** START OF Task input **

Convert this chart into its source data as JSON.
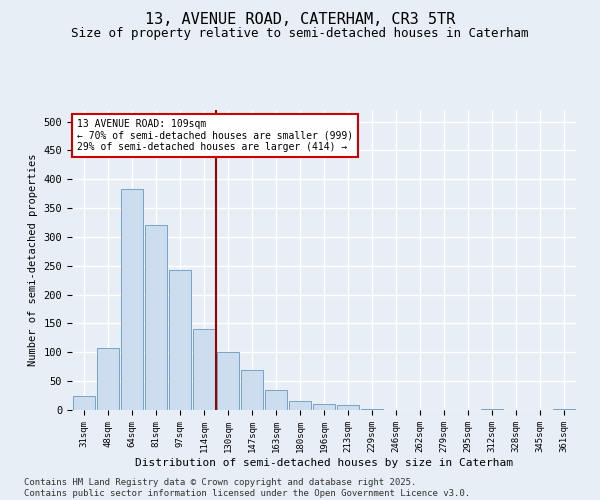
{
  "title": "13, AVENUE ROAD, CATERHAM, CR3 5TR",
  "subtitle": "Size of property relative to semi-detached houses in Caterham",
  "xlabel": "Distribution of semi-detached houses by size in Caterham",
  "ylabel": "Number of semi-detached properties",
  "bins": [
    "31sqm",
    "48sqm",
    "64sqm",
    "81sqm",
    "97sqm",
    "114sqm",
    "130sqm",
    "147sqm",
    "163sqm",
    "180sqm",
    "196sqm",
    "213sqm",
    "229sqm",
    "246sqm",
    "262sqm",
    "279sqm",
    "295sqm",
    "312sqm",
    "328sqm",
    "345sqm",
    "361sqm"
  ],
  "values": [
    25,
    108,
    383,
    320,
    243,
    140,
    100,
    70,
    35,
    15,
    10,
    8,
    1,
    0,
    0,
    0,
    0,
    1,
    0,
    0,
    1
  ],
  "bar_color": "#ccddef",
  "bar_edge_color": "#6699bb",
  "vline_x": 5.5,
  "vline_color": "#990000",
  "annotation_text": "13 AVENUE ROAD: 109sqm\n← 70% of semi-detached houses are smaller (999)\n29% of semi-detached houses are larger (414) →",
  "annotation_box_color": "#ffffff",
  "annotation_box_edge": "#cc0000",
  "ylim": [
    0,
    520
  ],
  "yticks": [
    0,
    50,
    100,
    150,
    200,
    250,
    300,
    350,
    400,
    450,
    500
  ],
  "footer": "Contains HM Land Registry data © Crown copyright and database right 2025.\nContains public sector information licensed under the Open Government Licence v3.0.",
  "background_color": "#e8eef5",
  "plot_background": "#e8eef5",
  "grid_color": "#ffffff",
  "title_fontsize": 11,
  "subtitle_fontsize": 9,
  "axis_fontsize": 7,
  "footer_fontsize": 6.5
}
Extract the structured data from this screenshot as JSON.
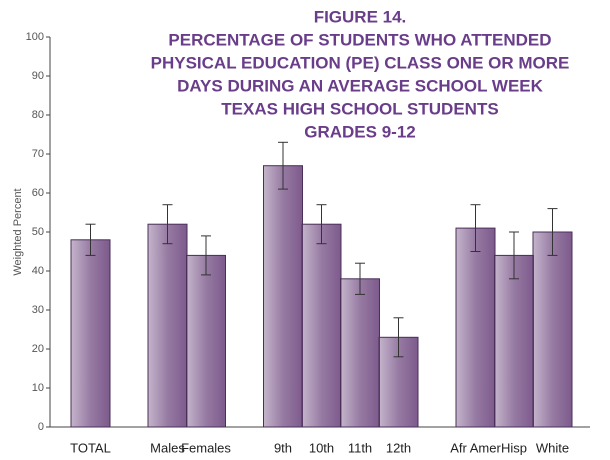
{
  "chart_data": {
    "type": "bar",
    "title": [
      "FIGURE 14.",
      "PERCENTAGE OF STUDENTS WHO ATTENDED",
      "PHYSICAL EDUCATION (PE) CLASS ONE OR MORE",
      "DAYS DURING AN AVERAGE SCHOOL WEEK",
      "TEXAS HIGH  SCHOOL STUDENTS",
      "GRADES 9-12"
    ],
    "y_label": "Weighted Percent",
    "categories": [
      "TOTAL",
      "Males",
      "Females",
      "9th",
      "10th",
      "11th",
      "12th",
      "Afr Amer",
      "Hisp",
      "White"
    ],
    "values": [
      48,
      52,
      44,
      67,
      52,
      38,
      23,
      51,
      44,
      50
    ],
    "errors": [
      4,
      5,
      5,
      6,
      5,
      4,
      5,
      6,
      6,
      6
    ],
    "color": "#7d5a8c",
    "ylim": [
      0,
      100
    ],
    "yticks": [
      0,
      10,
      20,
      30,
      40,
      50,
      60,
      70,
      80,
      90,
      100
    ]
  }
}
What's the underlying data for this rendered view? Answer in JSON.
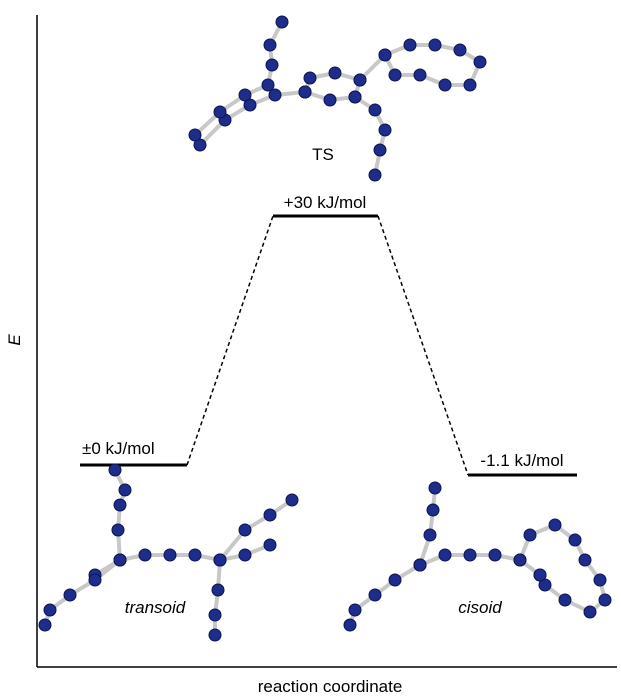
{
  "axes": {
    "y_label": "E",
    "x_label": "reaction coordinate"
  },
  "levels": [
    {
      "energy": "±0 kJ/mol",
      "structure": "transoid"
    },
    {
      "energy": "+30 kJ/mol",
      "structure": "TS"
    },
    {
      "energy": "-1.1 kJ/mol",
      "structure": "cisoid"
    }
  ]
}
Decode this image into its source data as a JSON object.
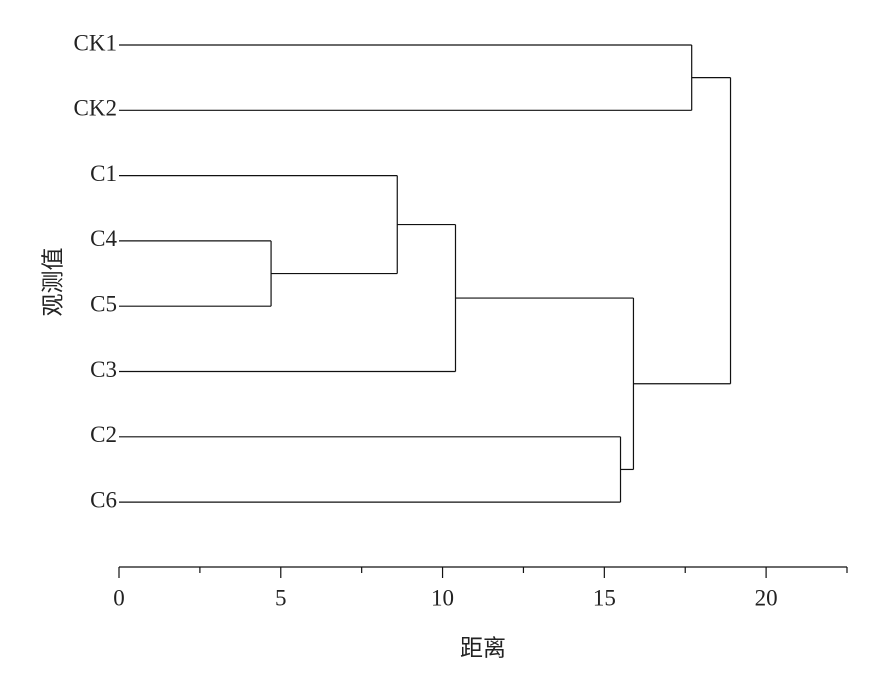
{
  "chart_data": {
    "type": "dendrogram",
    "xlabel": "距离",
    "ylabel": "观测值",
    "leaves": [
      "CK1",
      "CK2",
      "C1",
      "C4",
      "C5",
      "C3",
      "C2",
      "C6"
    ],
    "merges": [
      {
        "children": [
          3,
          4
        ],
        "height": 4.7
      },
      {
        "children": [
          2,
          8
        ],
        "height": 8.6
      },
      {
        "children": [
          9,
          5
        ],
        "height": 10.4
      },
      {
        "children": [
          6,
          7
        ],
        "height": 15.5
      },
      {
        "children": [
          10,
          11
        ],
        "height": 15.9
      },
      {
        "children": [
          0,
          1
        ],
        "height": 17.7
      },
      {
        "children": [
          12,
          13
        ],
        "height": 18.9
      }
    ],
    "xlim": [
      0,
      22.5
    ],
    "xticks": [
      0,
      5,
      10,
      15,
      20
    ],
    "xminorticks": [
      2.5,
      7.5,
      12.5,
      17.5,
      22.5
    ],
    "color": "#111111"
  }
}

** END OF Task input **

Given exercise | Pull out all lines from the entries above in which the word "into" appears.

Task solution |
Convert this chart into its source data as JSON.
Decode this image into its source data as a JSON object.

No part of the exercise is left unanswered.